• Problem description:
Count the lines below that contain the word "speed". Give only the number.

• Input material:
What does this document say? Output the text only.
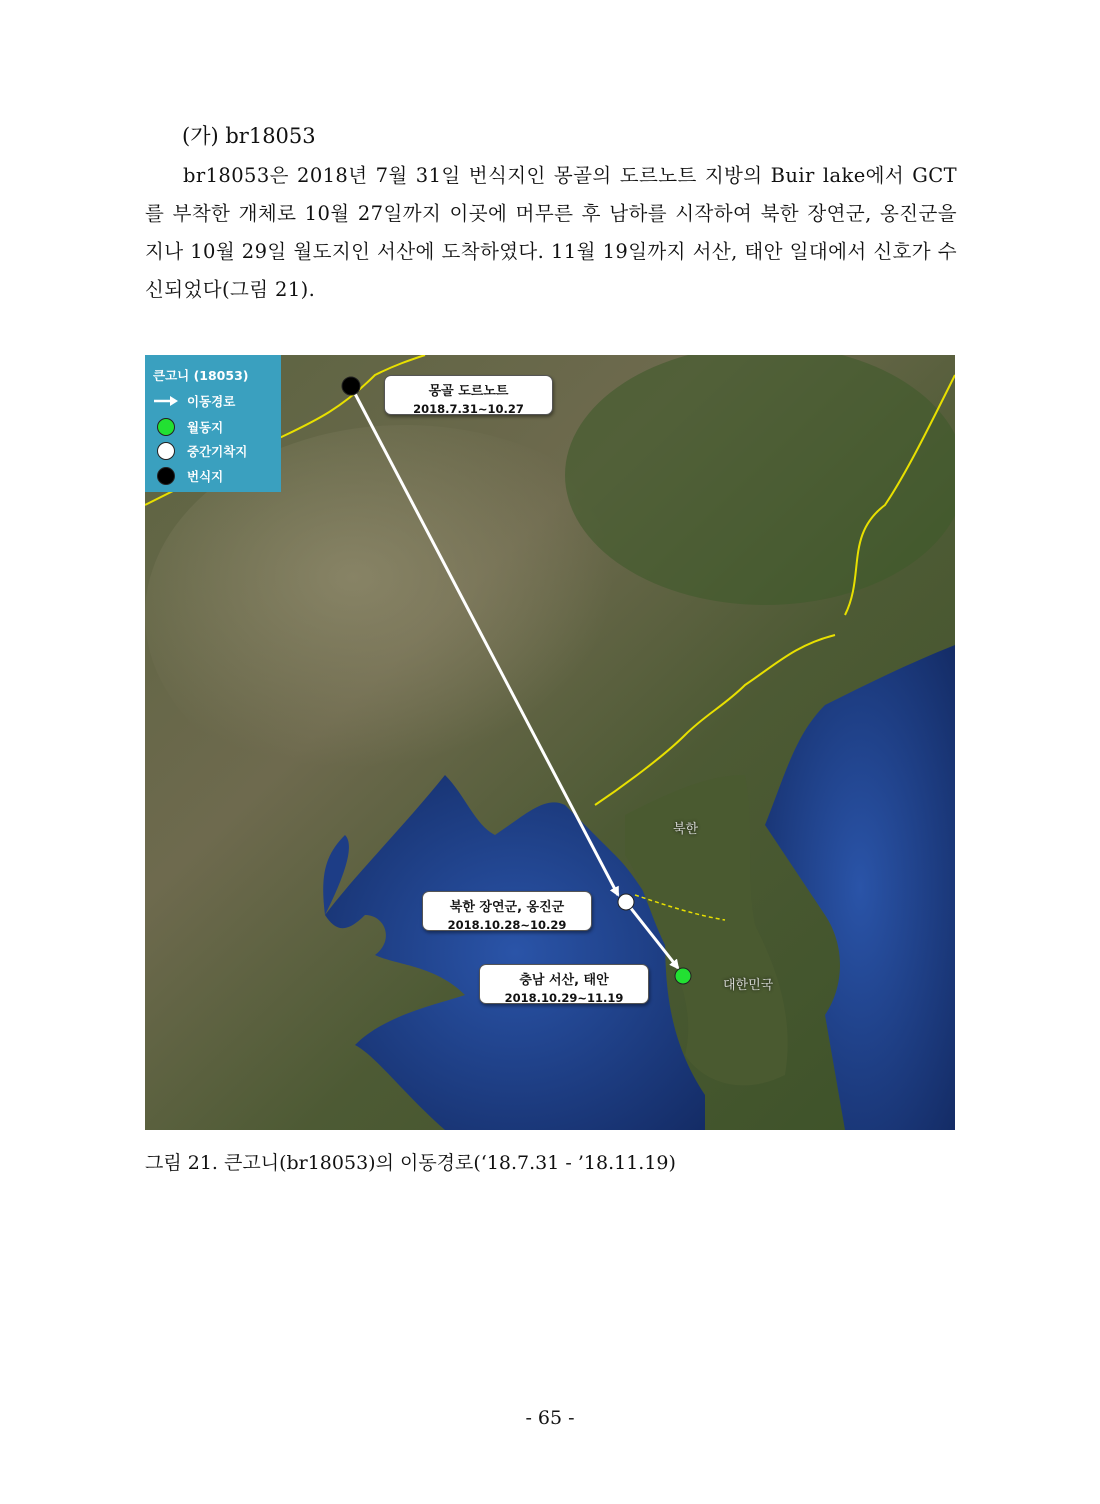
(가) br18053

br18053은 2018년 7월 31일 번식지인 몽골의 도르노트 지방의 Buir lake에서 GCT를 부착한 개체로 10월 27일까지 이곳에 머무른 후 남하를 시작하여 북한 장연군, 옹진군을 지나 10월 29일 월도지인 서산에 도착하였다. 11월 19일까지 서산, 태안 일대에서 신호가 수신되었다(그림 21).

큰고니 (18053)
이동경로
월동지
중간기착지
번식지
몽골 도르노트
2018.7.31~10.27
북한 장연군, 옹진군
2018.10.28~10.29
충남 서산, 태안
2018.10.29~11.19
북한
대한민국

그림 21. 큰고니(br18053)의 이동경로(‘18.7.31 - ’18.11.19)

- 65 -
* * *
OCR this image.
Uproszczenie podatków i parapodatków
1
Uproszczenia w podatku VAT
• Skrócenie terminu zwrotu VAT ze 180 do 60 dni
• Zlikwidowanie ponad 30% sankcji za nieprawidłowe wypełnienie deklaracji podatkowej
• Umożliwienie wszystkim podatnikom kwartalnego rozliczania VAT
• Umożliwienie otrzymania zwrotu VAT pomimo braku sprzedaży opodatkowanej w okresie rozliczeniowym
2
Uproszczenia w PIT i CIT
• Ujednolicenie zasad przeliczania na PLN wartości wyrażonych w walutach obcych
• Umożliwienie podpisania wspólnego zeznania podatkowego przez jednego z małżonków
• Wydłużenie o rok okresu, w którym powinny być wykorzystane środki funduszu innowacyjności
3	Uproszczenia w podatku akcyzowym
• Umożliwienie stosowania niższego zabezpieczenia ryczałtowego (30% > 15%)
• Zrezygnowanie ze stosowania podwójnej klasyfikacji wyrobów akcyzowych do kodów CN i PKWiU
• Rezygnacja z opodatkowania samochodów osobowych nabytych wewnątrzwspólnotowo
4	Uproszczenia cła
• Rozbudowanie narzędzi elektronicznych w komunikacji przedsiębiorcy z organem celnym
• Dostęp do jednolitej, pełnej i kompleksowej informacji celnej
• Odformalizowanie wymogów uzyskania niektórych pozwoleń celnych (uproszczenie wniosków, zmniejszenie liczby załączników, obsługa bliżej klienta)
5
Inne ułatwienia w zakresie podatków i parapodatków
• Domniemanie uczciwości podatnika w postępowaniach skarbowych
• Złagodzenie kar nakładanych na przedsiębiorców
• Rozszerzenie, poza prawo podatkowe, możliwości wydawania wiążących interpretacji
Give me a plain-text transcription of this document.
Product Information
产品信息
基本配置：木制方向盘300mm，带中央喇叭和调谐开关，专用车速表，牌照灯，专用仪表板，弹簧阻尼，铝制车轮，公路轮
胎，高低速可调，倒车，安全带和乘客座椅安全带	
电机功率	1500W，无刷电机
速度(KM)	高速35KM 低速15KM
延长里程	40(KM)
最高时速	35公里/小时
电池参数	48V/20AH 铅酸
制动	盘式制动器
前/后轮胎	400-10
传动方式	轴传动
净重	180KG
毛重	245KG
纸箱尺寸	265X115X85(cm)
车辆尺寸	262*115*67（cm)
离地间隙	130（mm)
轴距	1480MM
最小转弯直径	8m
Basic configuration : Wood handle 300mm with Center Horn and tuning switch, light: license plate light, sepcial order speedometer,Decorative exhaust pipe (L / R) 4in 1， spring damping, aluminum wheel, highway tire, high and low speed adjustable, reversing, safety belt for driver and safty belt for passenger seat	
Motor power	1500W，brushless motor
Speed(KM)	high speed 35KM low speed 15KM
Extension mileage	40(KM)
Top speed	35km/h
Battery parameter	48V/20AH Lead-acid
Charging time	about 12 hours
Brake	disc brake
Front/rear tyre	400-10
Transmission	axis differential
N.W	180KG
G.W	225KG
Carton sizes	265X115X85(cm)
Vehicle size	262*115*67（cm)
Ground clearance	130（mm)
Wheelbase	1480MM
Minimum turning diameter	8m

• The completed task:
3